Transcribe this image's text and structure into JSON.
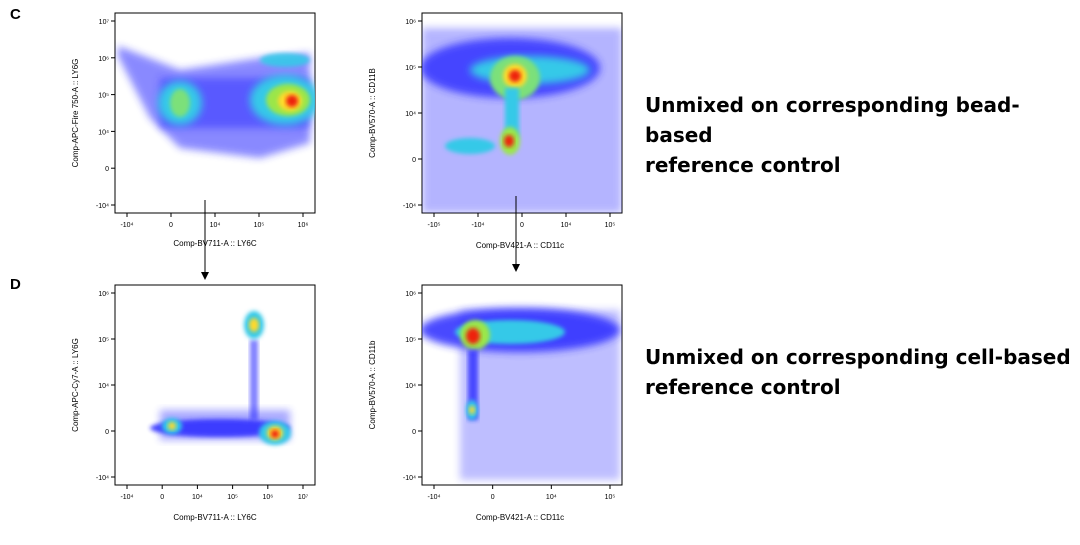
{
  "panels": {
    "c_label": "C",
    "d_label": "D"
  },
  "captions": {
    "bead": [
      "Unmixed on corresponding bead-based",
      "reference control"
    ],
    "cell": [
      "Unmixed on corresponding cell-based",
      "reference control"
    ]
  },
  "chart_data": [
    {
      "type": "scatter",
      "id": "C-left",
      "xlabel": "Comp-BV711-A :: LY6C",
      "ylabel": "Comp-APC-Fire 750-A :: LY6G",
      "xticks": [
        "-10⁴",
        "0",
        "10⁴",
        "10⁵",
        "10⁶"
      ],
      "yticks": [
        "10⁷",
        "10⁶",
        "10⁵",
        "10⁴",
        "0",
        "-10⁴"
      ],
      "populations": [
        {
          "x": 0.38,
          "y": 5.1,
          "density": "high"
        },
        {
          "x": 5.7,
          "y": 5.0,
          "density": "highest"
        },
        {
          "x": 5.6,
          "y": 5.9,
          "density": "low"
        }
      ]
    },
    {
      "type": "scatter",
      "id": "C-right",
      "xlabel": "Comp-BV421-A :: CD11c",
      "ylabel": "Comp-BV570-A :: CD11B",
      "xticks": [
        "-10⁵",
        "-10⁴",
        "0",
        "10⁴",
        "10⁵"
      ],
      "yticks": [
        "10⁶",
        "10⁵",
        "10⁴",
        "0",
        "-10⁴"
      ],
      "populations": [
        {
          "x": 0.1,
          "y": 4.85,
          "density": "highest"
        },
        {
          "x": -0.1,
          "y": 3.1,
          "density": "highest"
        },
        {
          "x": -2.2,
          "y": 2.8,
          "density": "medium"
        }
      ]
    },
    {
      "type": "scatter",
      "id": "D-left",
      "xlabel": "Comp-BV711-A :: LY6C",
      "ylabel": "Comp-APC-Cy7-A :: LY6G",
      "xticks": [
        "-10⁴",
        "0",
        "10⁴",
        "10⁵",
        "10⁶",
        "10⁷"
      ],
      "yticks": [
        "10⁶",
        "10⁵",
        "10⁴",
        "0",
        "-10⁴"
      ],
      "populations": [
        {
          "x": 5.0,
          "y": 5.5,
          "density": "high"
        },
        {
          "x": 6.0,
          "y": 2.7,
          "density": "highest"
        },
        {
          "x": 0.1,
          "y": 3.0,
          "density": "medium"
        }
      ]
    },
    {
      "type": "scatter",
      "id": "D-right",
      "xlabel": "Comp-BV421-A :: CD11c",
      "ylabel": "Comp-BV570-A :: CD11b",
      "xticks": [
        "-10⁴",
        "0",
        "10⁴",
        "10⁵"
      ],
      "yticks": [
        "10⁶",
        "10⁵",
        "10⁴",
        "0",
        "-10⁴"
      ],
      "populations": [
        {
          "x": 0.0,
          "y": 4.9,
          "density": "highest"
        },
        {
          "x": 0.0,
          "y": 3.1,
          "density": "high"
        }
      ]
    }
  ],
  "colors": {
    "density_low": "#1a1aff",
    "density_mid": "#33cccc",
    "density_high": "#ffee33",
    "density_peak": "#ee2211"
  }
}
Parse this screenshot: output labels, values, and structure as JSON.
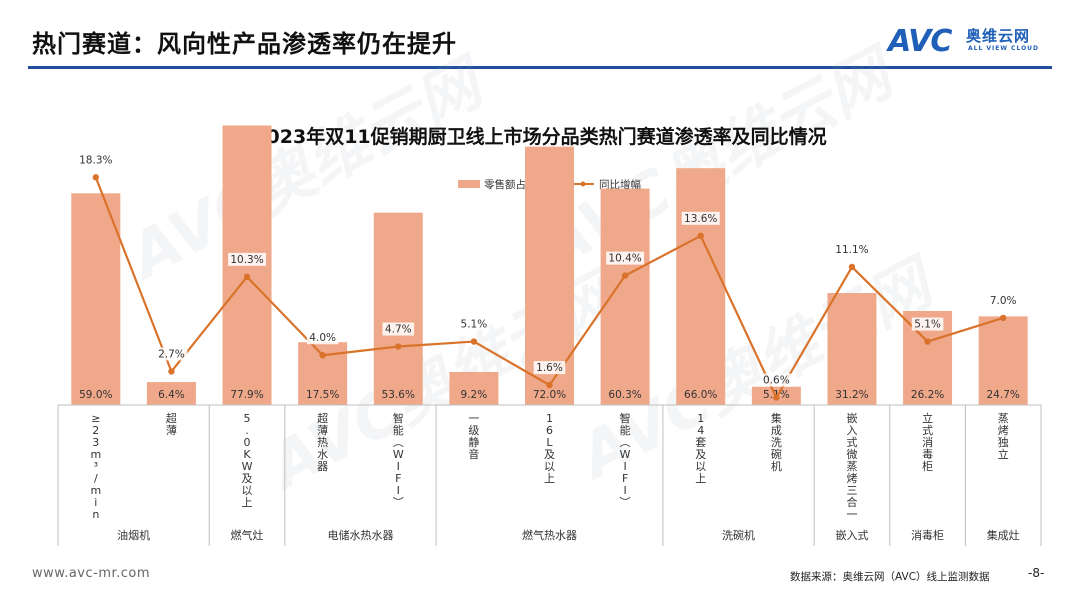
{
  "header": {
    "title": "热门赛道：风向性产品渗透率仍在提升",
    "logo_letters": "AVC",
    "logo_cn": "奥维云网",
    "logo_en": "ALL VIEW CLOUD"
  },
  "watermark": {
    "letters": "AVC",
    "cn": "奥维云网",
    "en": "ALL VIEW CLOUD"
  },
  "footer": {
    "url": "www.avc-mr.com",
    "source": "数据来源：奥维云网（AVC）线上监测数据",
    "page": "-8-"
  },
  "colors": {
    "bar": "#f0a88a",
    "line": "#d9732b",
    "header_line": "#1f4e9a",
    "brand": "#1f5fb8"
  },
  "chart_data": {
    "type": "bar",
    "title": "2023年双11促销期厨卫线上市场分品类热门赛道渗透率及同比情况",
    "legend_position": "top",
    "categories": [
      "≥23m³/min",
      "超薄",
      "5.0KW及以上",
      "超薄热水器",
      "智能（WIFI）",
      "一级静音",
      "16L及以上",
      "智能（WIFI）",
      "14套及以上",
      "集成洗碗机",
      "嵌入式微蒸烤三合一",
      "立式消毒柜",
      "蒸烤独立"
    ],
    "groups": [
      {
        "name": "油烟机",
        "span": 2
      },
      {
        "name": "燃气灶",
        "span": 1
      },
      {
        "name": "电储水热水器",
        "span": 2
      },
      {
        "name": "燃气热水器",
        "span": 3
      },
      {
        "name": "洗碗机",
        "span": 2
      },
      {
        "name": "嵌入式",
        "span": 1
      },
      {
        "name": "消毒柜",
        "span": 1
      },
      {
        "name": "集成灶",
        "span": 1
      }
    ],
    "series": [
      {
        "name": "零售额占比",
        "type": "bar",
        "values": [
          59.0,
          6.4,
          77.9,
          17.5,
          53.6,
          9.2,
          72.0,
          60.3,
          66.0,
          5.1,
          31.2,
          26.2,
          24.7
        ],
        "labels": [
          "59.0%",
          "6.4%",
          "77.9%",
          "17.5%",
          "53.6%",
          "9.2%",
          "72.0%",
          "60.3%",
          "66.0%",
          "5.1%",
          "31.2%",
          "26.2%",
          "24.7%"
        ]
      },
      {
        "name": "同比增幅",
        "type": "line",
        "values": [
          18.3,
          2.7,
          10.3,
          4.0,
          4.7,
          5.1,
          1.6,
          10.4,
          13.6,
          0.6,
          11.1,
          5.1,
          7.0
        ],
        "labels": [
          "18.3%",
          "2.7%",
          "10.3%",
          "4.0%",
          "4.7%",
          "5.1%",
          "1.6%",
          "10.4%",
          "13.6%",
          "0.6%",
          "11.1%",
          "5.1%",
          "7.0%"
        ]
      }
    ],
    "bar_ylim": [
      0,
      85
    ],
    "line_ylim": [
      0,
      25
    ],
    "grid": false
  }
}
══════════════════════════════
EXERCISE REQUIREMENTS
Make a list of all lines in the data that contain "VIEW".

PROBLEM SOLUTION
    "logo_en": "ALL VIEW CLOUD"
    "en": "ALL VIEW CLOUD"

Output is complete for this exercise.